• Goal: Return the whole listing, keeping every character the same.

• Extracted records:
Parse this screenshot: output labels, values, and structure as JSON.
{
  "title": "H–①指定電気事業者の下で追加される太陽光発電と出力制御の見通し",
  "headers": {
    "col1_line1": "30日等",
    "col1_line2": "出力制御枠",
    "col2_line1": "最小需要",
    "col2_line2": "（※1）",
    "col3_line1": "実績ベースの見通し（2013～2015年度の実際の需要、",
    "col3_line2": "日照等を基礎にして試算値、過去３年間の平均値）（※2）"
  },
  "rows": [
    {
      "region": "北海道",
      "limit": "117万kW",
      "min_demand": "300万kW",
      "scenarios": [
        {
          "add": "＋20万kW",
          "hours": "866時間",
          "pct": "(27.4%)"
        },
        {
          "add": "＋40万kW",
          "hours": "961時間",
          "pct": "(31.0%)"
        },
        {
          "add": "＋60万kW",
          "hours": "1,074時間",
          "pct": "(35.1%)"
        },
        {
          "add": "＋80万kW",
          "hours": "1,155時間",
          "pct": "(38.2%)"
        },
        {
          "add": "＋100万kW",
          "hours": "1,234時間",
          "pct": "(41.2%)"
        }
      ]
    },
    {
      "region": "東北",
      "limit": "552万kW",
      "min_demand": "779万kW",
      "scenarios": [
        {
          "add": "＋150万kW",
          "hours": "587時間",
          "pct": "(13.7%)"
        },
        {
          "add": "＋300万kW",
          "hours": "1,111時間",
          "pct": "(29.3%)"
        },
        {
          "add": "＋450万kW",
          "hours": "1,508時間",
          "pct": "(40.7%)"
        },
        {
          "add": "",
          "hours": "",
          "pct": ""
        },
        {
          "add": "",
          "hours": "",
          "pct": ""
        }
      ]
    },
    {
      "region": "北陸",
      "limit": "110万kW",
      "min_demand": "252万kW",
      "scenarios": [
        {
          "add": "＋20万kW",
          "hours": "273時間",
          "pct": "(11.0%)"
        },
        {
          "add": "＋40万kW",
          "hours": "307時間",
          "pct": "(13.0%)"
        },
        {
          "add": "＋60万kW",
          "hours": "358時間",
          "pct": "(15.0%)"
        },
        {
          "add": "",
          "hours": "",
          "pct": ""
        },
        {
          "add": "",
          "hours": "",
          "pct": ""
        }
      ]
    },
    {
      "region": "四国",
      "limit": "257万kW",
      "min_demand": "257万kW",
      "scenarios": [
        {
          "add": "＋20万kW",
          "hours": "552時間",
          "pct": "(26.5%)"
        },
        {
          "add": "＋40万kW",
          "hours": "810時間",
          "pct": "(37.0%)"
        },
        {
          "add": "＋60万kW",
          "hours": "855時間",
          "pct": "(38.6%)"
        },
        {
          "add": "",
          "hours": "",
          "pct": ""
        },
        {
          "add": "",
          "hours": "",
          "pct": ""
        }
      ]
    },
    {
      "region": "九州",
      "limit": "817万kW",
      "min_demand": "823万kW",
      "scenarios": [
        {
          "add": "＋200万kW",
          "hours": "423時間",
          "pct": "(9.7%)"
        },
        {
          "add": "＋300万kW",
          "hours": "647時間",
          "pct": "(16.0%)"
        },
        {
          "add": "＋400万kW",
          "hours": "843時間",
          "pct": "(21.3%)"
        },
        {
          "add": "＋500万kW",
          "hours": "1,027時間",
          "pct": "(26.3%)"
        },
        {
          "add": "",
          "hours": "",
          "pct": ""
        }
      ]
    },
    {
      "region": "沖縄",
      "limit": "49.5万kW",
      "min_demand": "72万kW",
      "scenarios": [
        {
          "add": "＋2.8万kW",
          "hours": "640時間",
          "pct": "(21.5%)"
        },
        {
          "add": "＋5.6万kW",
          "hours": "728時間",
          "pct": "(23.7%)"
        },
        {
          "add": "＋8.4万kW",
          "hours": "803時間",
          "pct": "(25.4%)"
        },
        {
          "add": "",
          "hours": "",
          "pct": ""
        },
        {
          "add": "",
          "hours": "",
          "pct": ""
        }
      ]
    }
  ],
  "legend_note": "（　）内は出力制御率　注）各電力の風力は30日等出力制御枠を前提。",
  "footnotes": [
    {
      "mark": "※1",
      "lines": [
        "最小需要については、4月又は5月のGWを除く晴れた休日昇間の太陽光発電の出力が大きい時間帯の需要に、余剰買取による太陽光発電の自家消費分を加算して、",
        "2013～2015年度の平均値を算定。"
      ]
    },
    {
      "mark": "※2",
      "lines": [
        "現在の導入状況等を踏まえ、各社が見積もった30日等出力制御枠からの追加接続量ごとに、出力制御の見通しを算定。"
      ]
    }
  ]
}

• Written reply:
Parse this screenshot: output labels, values, and structure as JSON.
{
  "title": "H–①指定電気事業者の下で追加される太陽光発電と出力制御の見通し",
  "headers": {
    "col1_line1": "30日等",
    "col1_line2": "出力制御枠",
    "col2_line1": "最小需要",
    "col2_line2": "（※1）",
    "col3_line1": "実績ベースの見通し（2013～2015年度の実際の需要、",
    "col3_line2": "日照等を基礎にして試算値、過去３年間の平均値）（※2）"
  },
  "rows": [
    {
      "region": "北海道",
      "limit": "117万kW",
      "min_demand": "300万kW",
      "scenarios": [
        {
          "add": "＋20万kW",
          "hours": "866時間",
          "pct": "(27.4%)"
        },
        {
          "add": "＋40万kW",
          "hours": "961時間",
          "pct": "(31.0%)"
        },
        {
          "add": "＋60万kW",
          "hours": "1,074時間",
          "pct": "(35.1%)"
        },
        {
          "add": "＋80万kW",
          "hours": "1,155時間",
          "pct": "(38.2%)"
        },
        {
          "add": "＋100万kW",
          "hours": "1,234時間",
          "pct": "(41.2%)"
        }
      ]
    },
    {
      "region": "東北",
      "limit": "552万kW",
      "min_demand": "779万kW",
      "scenarios": [
        {
          "add": "＋150万kW",
          "hours": "587時間",
          "pct": "(13.7%)"
        },
        {
          "add": "＋300万kW",
          "hours": "1,111時間",
          "pct": "(29.3%)"
        },
        {
          "add": "＋450万kW",
          "hours": "1,508時間",
          "pct": "(40.7%)"
        },
        {
          "add": "",
          "hours": "",
          "pct": ""
        },
        {
          "add": "",
          "hours": "",
          "pct": ""
        }
      ]
    },
    {
      "region": "北陸",
      "limit": "110万kW",
      "min_demand": "252万kW",
      "scenarios": [
        {
          "add": "＋20万kW",
          "hours": "273時間",
          "pct": "(11.0%)"
        },
        {
          "add": "＋40万kW",
          "hours": "307時間",
          "pct": "(13.0%)"
        },
        {
          "add": "＋60万kW",
          "hours": "358時間",
          "pct": "(15.0%)"
        },
        {
          "add": "",
          "hours": "",
          "pct": ""
        },
        {
          "add": "",
          "hours": "",
          "pct": ""
        }
      ]
    },
    {
      "region": "四国",
      "limit": "257万kW",
      "min_demand": "257万kW",
      "scenarios": [
        {
          "add": "＋20万kW",
          "hours": "552時間",
          "pct": "(26.5%)"
        },
        {
          "add": "＋40万kW",
          "hours": "810時間",
          "pct": "(37.0%)"
        },
        {
          "add": "＋60万kW",
          "hours": "855時間",
          "pct": "(38.6%)"
        },
        {
          "add": "",
          "hours": "",
          "pct": ""
        },
        {
          "add": "",
          "hours": "",
          "pct": ""
        }
      ]
    },
    {
      "region": "九州",
      "limit": "817万kW",
      "min_demand": "823万kW",
      "scenarios": [
        {
          "add": "＋200万kW",
          "hours": "423時間",
          "pct": "(9.7%)"
        },
        {
          "add": "＋300万kW",
          "hours": "647時間",
          "pct": "(16.0%)"
        },
        {
          "add": "＋400万kW",
          "hours": "843時間",
          "pct": "(21.3%)"
        },
        {
          "add": "＋500万kW",
          "hours": "1,027時間",
          "pct": "(26.3%)"
        },
        {
          "add": "",
          "hours": "",
          "pct": ""
        }
      ]
    },
    {
      "region": "沖縄",
      "limit": "49.5万kW",
      "min_demand": "72万kW",
      "scenarios": [
        {
          "add": "＋2.8万kW",
          "hours": "640時間",
          "pct": "(21.5%)"
        },
        {
          "add": "＋5.6万kW",
          "hours": "728時間",
          "pct": "(23.7%)"
        },
        {
          "add": "＋8.4万kW",
          "hours": "803時間",
          "pct": "(25.4%)"
        },
        {
          "add": "",
          "hours": "",
          "pct": ""
        },
        {
          "add": "",
          "hours": "",
          "pct": ""
        }
      ]
    }
  ],
  "legend_note": "（　）内は出力制御率　注）各電力の風力は30日等出力制御枠を前提。",
  "footnotes": [
    {
      "mark": "※1",
      "lines": [
        "最小需要については、4月又は5月のGWを除く晴れた休日昇間の太陽光発電の出力が大きい時間帯の需要に、余剰買取による太陽光発電の自家消費分を加算して、",
        "2013～2015年度の平均値を算定。"
      ]
    },
    {
      "mark": "※2",
      "lines": [
        "現在の導入状況等を踏まえ、各社が見積もった30日等出力制御枠からの追加接続量ごとに、出力制御の見通しを算定。"
      ]
    }
  ]
}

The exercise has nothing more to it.